And as Wikipedia points out, Tallulah also had weens egging her on:
"The worst facets of her character were encouraged by her fans as virtues, and for the better part of her late career, she played to their caricature of herself"

But how wonderfully Chris-like of Chris to get inspiration from a long-dead movie star from the 30ies, on how to act like a true and honest woman!


----------



## The Dude (Aug 26, 2017)

That stupid ponyfag doodle is one of the worst things Chris has drawn. Let's forget that it's a fansona of a TV show meant for little girls, but just the drawing itself is really terrible. It's lazy, sloppy, and it's a clear example that the person who drew it is mentally handicapped. If you were to see a drawing like that you'd either think "Oh, some little girl in first grade was bored during math class and decided to doodle a pony. If she keeps practicing and works hard she might be a decent artist one day.", or you would think "A mentally rétarded man with poor control over his fine motor skills drew this because he's delusional and thinks he's a cute little girl." It kinda skeeves me out because no 35 year old grown-ass man should be doodling the same things as a 7 year old girl does while bored in school.


----------



## Duck and Turn (Aug 26, 2017)

The Dude said:


> That stupid ponyfag doodle is one of the worst things Chris has drawn. Let's forget that it's a fansona of a TV show meant for little girls, but just the drawing itself is really terrible. It's lazy, sloppy, and it's a clear example that the person who drew it is mentally handicapped. If you were to see a drawing like that you'd either think "Oh, some little girl in first grade was bored during math class and decided to doodle a pony. If she keeps practicing and works hard she might be a decent artist one day.", or you would think "A mentally rétarded man with poor control over his fine motor skills drew this because he's delusional and thinks he's a cute little girl." It kinda skeeves me out because no 35 year old grown-ass man should be doodling the same things as a 7 year old girl does while bored in school.


I thought we already established that Chris is retarded and can't draw for shit years ago.


----------



## LAM (Aug 26, 2017)

Ellen Ripley said:


> So how much valium do you think he's taken at this point?



At this point, let's assume he's OD'd until he posts to social media. I already assume Barb's dead until I see her in a begging video.


----------



## Juju114 (Aug 26, 2017)

Wow he has really burned his bridges with the Planet Dolan folk, and learned exactly nothing from it.  I'm actually surprised he used the Nightstar account in this way despite the jig already being up on that with Doopie.


----------



## Robotron (Aug 26, 2017)

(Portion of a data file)
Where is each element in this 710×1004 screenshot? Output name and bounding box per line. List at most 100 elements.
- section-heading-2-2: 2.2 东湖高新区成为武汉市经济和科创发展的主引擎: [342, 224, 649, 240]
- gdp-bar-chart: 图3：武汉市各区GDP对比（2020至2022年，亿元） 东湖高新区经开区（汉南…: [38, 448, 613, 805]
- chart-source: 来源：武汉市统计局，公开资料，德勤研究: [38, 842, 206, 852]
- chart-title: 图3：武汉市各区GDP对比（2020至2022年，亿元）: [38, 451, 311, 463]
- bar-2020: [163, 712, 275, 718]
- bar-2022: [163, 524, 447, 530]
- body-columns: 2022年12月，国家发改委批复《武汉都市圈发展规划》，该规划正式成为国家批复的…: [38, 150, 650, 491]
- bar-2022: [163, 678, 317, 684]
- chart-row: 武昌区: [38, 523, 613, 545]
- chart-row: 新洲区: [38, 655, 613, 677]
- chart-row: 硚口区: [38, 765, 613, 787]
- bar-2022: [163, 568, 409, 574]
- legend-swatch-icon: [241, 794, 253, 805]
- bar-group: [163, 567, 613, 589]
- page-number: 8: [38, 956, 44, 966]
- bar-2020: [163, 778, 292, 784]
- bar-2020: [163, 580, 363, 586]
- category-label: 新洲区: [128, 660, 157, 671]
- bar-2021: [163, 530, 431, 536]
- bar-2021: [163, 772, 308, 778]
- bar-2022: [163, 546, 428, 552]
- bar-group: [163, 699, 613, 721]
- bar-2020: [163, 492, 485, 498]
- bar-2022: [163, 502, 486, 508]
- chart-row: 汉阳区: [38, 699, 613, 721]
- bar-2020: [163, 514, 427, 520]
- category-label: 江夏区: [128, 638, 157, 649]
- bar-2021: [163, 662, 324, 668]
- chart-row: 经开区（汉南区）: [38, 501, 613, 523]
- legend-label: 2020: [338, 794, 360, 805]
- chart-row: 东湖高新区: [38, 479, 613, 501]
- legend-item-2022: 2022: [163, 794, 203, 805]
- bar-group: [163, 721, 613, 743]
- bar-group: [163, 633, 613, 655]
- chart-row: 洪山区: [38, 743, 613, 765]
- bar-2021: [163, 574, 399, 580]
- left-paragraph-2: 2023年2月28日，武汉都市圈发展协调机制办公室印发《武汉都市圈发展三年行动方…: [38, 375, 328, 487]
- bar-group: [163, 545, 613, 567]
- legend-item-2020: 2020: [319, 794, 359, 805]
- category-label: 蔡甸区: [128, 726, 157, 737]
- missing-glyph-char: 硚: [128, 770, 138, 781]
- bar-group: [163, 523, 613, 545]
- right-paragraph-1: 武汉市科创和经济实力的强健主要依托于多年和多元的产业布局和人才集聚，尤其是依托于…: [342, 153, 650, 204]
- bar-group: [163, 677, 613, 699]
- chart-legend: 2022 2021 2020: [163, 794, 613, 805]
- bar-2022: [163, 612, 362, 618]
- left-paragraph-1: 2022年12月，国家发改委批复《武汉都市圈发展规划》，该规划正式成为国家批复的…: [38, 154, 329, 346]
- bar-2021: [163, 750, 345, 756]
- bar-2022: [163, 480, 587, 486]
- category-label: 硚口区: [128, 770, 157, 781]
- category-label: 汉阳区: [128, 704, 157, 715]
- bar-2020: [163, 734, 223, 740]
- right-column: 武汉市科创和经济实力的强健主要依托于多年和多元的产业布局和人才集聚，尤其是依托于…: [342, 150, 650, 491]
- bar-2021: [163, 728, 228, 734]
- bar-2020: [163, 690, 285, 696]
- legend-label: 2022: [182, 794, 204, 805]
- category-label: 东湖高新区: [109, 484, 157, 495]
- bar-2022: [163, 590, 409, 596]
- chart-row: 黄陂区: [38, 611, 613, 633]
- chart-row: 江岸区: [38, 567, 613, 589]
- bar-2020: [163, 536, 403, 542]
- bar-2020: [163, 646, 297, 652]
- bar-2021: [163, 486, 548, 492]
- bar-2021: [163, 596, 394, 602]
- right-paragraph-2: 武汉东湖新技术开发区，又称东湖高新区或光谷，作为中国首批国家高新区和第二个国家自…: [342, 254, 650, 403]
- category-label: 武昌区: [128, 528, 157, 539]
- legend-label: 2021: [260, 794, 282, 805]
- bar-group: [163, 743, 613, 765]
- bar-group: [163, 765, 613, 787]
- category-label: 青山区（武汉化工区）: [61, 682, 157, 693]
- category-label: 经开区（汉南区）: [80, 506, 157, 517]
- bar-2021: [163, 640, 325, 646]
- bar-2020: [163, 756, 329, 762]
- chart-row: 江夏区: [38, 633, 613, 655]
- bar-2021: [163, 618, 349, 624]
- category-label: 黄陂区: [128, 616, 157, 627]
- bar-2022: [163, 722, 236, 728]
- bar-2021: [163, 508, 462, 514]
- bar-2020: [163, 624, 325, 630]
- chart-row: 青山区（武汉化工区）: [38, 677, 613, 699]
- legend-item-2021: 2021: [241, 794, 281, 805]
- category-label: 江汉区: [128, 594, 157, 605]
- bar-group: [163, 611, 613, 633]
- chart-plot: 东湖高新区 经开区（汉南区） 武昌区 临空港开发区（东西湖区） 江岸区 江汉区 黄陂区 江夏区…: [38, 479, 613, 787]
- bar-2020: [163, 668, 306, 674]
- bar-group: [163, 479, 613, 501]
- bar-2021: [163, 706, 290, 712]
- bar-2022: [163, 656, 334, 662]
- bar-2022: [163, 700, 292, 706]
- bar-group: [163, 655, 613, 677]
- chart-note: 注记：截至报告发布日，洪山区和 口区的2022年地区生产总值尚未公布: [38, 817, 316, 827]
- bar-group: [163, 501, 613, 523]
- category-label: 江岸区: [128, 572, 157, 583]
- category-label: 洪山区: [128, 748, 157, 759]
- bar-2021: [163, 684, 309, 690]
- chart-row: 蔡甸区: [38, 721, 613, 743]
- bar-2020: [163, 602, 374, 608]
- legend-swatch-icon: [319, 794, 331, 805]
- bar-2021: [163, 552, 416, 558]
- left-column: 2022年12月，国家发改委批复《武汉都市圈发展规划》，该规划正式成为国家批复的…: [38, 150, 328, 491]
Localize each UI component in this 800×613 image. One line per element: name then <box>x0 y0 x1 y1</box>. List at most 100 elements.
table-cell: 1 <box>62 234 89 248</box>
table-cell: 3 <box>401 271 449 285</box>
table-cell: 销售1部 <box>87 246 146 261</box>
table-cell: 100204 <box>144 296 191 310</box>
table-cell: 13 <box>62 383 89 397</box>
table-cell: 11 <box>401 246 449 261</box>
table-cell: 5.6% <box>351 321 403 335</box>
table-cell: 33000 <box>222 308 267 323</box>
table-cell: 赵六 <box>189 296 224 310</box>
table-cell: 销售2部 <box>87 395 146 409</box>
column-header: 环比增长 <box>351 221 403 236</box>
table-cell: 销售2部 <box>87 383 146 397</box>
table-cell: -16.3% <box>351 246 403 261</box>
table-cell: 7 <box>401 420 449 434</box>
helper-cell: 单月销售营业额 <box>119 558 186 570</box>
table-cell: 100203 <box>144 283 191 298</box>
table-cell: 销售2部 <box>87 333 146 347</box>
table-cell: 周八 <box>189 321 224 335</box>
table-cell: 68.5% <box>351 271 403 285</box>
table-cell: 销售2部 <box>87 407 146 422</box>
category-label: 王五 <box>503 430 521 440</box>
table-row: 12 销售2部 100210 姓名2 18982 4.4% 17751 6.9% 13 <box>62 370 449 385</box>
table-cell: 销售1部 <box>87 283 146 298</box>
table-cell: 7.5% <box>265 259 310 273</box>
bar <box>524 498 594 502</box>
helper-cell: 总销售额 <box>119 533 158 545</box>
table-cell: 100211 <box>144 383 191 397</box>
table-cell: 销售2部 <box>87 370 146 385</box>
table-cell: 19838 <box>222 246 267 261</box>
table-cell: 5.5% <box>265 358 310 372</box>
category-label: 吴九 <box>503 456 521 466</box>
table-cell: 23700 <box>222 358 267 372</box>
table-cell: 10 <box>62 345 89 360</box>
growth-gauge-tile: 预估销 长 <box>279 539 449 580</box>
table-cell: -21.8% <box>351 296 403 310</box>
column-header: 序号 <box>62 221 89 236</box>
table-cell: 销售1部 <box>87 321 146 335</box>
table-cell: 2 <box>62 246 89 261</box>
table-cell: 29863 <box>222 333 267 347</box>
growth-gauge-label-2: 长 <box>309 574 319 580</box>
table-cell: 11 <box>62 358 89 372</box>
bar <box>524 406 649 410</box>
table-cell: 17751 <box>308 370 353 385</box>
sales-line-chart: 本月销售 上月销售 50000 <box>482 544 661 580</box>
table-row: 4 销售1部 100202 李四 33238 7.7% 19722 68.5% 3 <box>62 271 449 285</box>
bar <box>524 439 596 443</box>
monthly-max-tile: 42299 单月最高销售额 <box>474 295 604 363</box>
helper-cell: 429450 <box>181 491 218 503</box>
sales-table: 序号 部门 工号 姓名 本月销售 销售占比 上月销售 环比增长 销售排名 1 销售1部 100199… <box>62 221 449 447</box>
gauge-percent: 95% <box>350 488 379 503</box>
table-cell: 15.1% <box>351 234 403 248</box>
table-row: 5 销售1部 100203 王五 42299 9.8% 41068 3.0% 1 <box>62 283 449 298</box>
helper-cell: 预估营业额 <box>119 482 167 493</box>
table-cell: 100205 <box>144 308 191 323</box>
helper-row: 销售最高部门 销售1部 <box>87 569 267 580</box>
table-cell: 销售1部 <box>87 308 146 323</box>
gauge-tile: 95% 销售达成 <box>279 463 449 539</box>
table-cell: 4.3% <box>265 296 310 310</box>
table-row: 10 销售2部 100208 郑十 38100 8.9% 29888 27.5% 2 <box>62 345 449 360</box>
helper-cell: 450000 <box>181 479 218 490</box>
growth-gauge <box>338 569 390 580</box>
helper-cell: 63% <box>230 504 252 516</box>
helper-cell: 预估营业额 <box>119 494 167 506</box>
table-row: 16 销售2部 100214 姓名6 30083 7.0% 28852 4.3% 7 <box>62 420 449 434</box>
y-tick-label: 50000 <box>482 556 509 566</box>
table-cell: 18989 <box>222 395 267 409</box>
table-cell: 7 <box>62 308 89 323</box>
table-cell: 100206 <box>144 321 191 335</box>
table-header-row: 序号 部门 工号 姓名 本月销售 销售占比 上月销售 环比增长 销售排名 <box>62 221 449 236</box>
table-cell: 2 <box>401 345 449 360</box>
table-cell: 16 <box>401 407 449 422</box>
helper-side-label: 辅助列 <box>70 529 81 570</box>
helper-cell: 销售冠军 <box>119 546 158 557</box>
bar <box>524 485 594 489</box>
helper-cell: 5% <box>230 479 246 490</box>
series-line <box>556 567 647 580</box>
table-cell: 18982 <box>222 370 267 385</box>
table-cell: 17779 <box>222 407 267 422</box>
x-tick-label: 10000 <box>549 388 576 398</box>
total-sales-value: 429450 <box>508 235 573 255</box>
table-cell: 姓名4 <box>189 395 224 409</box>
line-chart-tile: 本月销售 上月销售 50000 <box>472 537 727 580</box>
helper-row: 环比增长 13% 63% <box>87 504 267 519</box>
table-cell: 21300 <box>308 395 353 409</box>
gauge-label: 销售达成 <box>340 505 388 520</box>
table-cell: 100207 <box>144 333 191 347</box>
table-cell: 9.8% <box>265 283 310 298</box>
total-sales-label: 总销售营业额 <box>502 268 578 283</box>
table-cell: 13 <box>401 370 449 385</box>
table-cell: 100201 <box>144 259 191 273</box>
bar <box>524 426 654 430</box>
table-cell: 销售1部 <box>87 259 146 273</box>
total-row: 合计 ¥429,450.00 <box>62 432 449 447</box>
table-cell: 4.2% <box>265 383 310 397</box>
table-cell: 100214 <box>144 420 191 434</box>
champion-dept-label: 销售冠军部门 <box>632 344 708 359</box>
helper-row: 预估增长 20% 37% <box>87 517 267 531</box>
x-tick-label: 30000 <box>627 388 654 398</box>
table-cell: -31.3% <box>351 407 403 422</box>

▶ **WRITTEN INSTRUCTION 1**
Print the records from their first line up to and including the line containing "- bar-2020: [163, 580, 363, 586]".
▶ **WRITTEN INSTRUCTION 2**
Proceed with the forum thread about Chris, picking up from its final line.
The forum thread and the records are unrelated pieces of material.

▶ **WRITTEN REPLY 1**
Where is each element in this 710×1004 screenshot? Output name and bounding box per line. List at most 100 elements.
- section-heading-2-2: 2.2 东湖高新区成为武汉市经济和科创发展的主引擎: [342, 224, 649, 240]
- gdp-bar-chart: 图3：武汉市各区GDP对比（2020至2022年，亿元） 东湖高新区经开区（汉南…: [38, 448, 613, 805]
- chart-source: 来源：武汉市统计局，公开资料，德勤研究: [38, 842, 206, 852]
- chart-title: 图3：武汉市各区GDP对比（2020至2022年，亿元）: [38, 451, 311, 463]
- bar-2020: [163, 712, 275, 718]
- bar-2022: [163, 524, 447, 530]
- body-columns: 2022年12月，国家发改委批复《武汉都市圈发展规划》，该规划正式成为国家批复的…: [38, 150, 650, 491]
- bar-2022: [163, 678, 317, 684]
- chart-row: 武昌区: [38, 523, 613, 545]
- chart-row: 新洲区: [38, 655, 613, 677]
- chart-row: 硚口区: [38, 765, 613, 787]
- bar-2022: [163, 568, 409, 574]
- legend-swatch-icon: [241, 794, 253, 805]
- bar-group: [163, 567, 613, 589]
- page-number: 8: [38, 956, 44, 966]
- bar-2020: [163, 778, 292, 784]
- bar-2020: [163, 580, 363, 586]

▶ **WRITTEN REPLY 2**
Juju114 said:


> Wow he has really burned his bridges with the Planet Dolan folk, and learned exactly nothing from it.  I'm actually surprised he used the Nightstar account in this way despite the jig already being up on that with Doopie.


I honestly knew that it was going to have to end this way. Chris just doesn't take no for an answer, he'll just keep trying to force his way through that revolving door of relationships until someone has the guts to slam it shut in his face.


----------



## AnOminous (Aug 26, 2017)

Robotron said:


> I honestly knew that it was going to have to end this way. Chris just doesn't take no for an answer, he'll just keep trying to force his way through that revolving door of relationships until someone has the guts to slam it shut in his face.



He's entered this weird phase of constantly harassing random people until they're like "no go away you weirdo" to the point it's kind of funny again.


----------



## jc17 (Aug 26, 2017)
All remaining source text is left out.